# Record excerpts
◇ ◇ ◇ ◇

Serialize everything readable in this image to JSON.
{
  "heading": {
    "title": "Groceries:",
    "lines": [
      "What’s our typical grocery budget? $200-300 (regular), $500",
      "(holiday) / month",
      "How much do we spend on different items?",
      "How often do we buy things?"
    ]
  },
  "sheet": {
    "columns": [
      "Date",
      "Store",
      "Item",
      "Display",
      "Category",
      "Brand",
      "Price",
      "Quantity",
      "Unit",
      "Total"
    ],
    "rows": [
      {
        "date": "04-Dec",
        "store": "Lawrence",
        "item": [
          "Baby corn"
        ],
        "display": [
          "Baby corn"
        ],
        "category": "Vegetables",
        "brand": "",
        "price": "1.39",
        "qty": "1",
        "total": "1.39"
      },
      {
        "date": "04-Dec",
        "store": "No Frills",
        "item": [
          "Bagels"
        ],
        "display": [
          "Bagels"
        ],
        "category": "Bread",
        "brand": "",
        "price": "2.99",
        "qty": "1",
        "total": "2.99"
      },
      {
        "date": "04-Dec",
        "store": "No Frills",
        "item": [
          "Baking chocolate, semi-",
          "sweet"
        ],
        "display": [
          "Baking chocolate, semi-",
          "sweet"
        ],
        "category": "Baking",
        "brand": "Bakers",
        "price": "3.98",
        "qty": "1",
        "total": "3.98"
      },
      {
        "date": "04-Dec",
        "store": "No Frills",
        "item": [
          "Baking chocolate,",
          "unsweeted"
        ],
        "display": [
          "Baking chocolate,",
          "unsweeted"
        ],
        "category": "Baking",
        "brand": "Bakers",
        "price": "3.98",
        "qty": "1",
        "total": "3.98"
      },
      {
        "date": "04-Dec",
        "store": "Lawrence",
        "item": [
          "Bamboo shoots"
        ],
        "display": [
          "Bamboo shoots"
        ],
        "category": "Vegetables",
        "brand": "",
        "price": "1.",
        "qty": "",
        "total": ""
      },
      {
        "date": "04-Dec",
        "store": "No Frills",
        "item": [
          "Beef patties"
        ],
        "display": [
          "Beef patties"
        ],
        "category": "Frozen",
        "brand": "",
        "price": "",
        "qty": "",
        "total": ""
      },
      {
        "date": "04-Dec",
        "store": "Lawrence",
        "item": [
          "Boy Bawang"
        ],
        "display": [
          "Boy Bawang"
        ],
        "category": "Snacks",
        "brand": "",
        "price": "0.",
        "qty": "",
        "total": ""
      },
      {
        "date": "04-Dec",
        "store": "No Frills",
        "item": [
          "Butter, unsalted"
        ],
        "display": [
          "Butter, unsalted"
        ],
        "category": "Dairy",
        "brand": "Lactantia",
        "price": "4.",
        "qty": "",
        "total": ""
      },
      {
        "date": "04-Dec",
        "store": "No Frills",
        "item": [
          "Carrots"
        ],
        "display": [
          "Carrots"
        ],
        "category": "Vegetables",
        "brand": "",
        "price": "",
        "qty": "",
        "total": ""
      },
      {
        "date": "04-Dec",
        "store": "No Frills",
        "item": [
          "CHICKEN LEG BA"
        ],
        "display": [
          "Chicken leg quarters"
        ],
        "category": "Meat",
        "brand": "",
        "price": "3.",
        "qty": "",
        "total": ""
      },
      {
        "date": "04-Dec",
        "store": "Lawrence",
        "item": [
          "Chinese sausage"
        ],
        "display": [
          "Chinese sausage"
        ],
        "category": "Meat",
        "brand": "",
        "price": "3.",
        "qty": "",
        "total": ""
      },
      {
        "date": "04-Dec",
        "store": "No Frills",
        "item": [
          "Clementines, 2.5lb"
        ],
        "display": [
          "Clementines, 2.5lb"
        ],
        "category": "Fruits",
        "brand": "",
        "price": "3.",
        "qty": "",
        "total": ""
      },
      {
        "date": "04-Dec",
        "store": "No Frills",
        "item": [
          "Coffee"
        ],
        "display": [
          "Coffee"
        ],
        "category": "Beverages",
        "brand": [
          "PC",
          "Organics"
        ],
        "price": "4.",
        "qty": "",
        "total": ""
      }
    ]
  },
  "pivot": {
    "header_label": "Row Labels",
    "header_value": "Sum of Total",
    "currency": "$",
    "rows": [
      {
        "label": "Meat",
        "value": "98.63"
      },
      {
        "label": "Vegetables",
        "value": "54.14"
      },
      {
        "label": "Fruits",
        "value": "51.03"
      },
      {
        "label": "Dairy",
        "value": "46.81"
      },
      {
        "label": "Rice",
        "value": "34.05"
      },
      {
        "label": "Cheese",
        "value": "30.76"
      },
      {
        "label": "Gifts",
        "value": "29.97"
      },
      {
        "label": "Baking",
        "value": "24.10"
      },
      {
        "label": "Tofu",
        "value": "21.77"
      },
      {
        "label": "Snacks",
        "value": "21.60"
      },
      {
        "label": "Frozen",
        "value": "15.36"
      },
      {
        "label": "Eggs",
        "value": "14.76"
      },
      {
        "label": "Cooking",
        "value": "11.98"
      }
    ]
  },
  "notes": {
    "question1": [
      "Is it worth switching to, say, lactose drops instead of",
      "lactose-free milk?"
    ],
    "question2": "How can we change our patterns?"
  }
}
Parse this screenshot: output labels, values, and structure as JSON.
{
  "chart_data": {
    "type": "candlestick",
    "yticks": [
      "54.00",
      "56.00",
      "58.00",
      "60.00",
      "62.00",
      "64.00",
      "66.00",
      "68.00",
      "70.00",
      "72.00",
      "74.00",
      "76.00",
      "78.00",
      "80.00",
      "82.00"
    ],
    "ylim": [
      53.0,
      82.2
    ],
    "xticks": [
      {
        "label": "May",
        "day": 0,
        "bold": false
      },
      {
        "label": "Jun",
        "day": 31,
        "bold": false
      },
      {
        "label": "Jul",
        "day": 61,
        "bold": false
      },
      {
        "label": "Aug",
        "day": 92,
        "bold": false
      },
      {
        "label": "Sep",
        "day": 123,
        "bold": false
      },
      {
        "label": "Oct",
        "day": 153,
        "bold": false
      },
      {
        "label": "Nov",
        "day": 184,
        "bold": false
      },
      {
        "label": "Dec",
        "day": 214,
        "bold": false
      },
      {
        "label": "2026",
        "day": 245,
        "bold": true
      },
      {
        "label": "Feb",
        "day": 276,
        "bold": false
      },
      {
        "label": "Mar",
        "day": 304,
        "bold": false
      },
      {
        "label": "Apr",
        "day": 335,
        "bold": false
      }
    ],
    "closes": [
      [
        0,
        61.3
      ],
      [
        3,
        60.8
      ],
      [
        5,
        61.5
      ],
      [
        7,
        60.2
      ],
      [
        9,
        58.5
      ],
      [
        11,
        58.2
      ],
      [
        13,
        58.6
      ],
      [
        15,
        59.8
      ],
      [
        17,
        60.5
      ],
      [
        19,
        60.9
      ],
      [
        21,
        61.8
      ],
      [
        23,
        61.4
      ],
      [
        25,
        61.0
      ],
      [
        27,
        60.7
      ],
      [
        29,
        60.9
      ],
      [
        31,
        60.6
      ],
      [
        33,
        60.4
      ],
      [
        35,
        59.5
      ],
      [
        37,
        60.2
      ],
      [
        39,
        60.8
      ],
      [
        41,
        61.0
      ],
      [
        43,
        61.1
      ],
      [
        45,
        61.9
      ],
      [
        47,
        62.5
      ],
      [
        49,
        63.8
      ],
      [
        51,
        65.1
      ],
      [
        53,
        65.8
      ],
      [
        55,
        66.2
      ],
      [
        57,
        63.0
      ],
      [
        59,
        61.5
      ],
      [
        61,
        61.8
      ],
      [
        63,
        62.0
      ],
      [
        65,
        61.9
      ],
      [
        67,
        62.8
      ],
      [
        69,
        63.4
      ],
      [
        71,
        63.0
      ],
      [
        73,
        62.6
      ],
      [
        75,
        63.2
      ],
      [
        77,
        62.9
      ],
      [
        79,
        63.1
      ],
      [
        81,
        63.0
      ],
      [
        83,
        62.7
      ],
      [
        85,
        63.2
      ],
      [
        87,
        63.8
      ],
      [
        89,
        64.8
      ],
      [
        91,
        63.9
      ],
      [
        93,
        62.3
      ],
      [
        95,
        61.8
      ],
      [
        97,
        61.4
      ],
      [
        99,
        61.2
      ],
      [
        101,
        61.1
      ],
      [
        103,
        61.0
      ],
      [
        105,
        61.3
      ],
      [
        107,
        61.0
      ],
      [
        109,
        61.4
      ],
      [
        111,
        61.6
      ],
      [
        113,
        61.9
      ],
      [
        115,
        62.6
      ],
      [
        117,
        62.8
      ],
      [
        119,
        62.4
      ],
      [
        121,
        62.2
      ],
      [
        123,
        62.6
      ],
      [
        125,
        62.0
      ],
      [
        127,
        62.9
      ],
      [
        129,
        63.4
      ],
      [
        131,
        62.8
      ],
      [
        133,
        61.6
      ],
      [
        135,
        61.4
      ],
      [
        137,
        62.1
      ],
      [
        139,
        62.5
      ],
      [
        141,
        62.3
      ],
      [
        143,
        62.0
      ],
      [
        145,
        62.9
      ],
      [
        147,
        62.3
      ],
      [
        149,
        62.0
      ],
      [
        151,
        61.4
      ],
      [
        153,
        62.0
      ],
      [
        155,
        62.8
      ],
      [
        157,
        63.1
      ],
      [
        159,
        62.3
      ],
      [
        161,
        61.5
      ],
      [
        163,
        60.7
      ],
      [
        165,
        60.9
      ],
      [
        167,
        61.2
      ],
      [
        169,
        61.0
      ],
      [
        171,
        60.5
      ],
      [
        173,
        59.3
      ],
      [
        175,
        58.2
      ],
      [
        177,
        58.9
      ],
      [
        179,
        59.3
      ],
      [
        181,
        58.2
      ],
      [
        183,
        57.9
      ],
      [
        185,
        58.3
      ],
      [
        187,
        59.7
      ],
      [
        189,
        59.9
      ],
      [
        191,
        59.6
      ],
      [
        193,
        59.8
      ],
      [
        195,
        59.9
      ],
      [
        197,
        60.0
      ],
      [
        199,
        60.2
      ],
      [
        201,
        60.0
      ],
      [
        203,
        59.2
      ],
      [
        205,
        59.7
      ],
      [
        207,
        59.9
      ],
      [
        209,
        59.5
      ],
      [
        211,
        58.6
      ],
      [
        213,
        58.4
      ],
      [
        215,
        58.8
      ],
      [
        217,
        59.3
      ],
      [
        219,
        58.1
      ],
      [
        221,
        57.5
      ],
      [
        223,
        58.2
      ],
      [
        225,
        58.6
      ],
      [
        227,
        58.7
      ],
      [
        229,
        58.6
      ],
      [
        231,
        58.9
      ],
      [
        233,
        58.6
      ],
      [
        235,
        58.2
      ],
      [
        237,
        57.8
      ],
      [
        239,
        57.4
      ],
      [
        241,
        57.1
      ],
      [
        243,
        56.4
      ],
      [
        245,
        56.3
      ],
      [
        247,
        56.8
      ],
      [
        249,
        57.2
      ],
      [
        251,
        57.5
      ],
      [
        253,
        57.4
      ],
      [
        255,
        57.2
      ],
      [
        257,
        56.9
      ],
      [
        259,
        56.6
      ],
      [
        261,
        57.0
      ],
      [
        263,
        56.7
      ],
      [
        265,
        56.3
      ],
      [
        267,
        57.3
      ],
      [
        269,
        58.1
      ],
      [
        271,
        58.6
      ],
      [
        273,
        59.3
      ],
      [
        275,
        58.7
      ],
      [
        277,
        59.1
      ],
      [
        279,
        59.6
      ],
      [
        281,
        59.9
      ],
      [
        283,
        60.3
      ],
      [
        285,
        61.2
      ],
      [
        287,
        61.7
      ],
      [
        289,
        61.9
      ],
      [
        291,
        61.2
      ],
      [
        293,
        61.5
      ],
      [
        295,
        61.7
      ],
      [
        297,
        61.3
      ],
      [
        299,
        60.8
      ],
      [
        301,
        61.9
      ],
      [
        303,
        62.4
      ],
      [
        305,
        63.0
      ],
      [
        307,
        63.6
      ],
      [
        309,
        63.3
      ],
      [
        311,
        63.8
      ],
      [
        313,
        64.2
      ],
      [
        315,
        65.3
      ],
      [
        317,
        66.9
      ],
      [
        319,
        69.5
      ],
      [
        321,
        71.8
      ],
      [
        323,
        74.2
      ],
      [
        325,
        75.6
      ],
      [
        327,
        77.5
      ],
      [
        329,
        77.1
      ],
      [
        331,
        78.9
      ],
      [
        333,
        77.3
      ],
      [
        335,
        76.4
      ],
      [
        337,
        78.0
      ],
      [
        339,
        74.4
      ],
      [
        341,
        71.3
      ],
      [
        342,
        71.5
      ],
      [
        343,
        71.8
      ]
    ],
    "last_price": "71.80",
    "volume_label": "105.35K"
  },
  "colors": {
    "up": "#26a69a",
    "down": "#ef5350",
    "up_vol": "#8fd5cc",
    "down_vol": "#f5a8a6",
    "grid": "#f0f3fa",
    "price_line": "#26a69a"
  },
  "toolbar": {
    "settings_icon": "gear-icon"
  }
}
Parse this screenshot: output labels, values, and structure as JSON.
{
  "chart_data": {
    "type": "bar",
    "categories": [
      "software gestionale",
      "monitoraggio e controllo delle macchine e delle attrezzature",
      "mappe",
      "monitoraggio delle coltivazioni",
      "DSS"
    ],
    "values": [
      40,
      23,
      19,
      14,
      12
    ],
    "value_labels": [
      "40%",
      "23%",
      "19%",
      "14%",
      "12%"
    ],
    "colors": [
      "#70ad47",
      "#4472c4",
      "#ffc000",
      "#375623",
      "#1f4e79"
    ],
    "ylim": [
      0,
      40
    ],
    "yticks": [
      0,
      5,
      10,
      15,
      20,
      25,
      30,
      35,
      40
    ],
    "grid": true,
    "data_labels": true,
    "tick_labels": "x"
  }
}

◇ ◇ ◇ ◇

# Aim
All lines in the data that contain the word "true" should be copied.

# Task solution
        "bold": true
    "grid": true,
    "data_labels": true,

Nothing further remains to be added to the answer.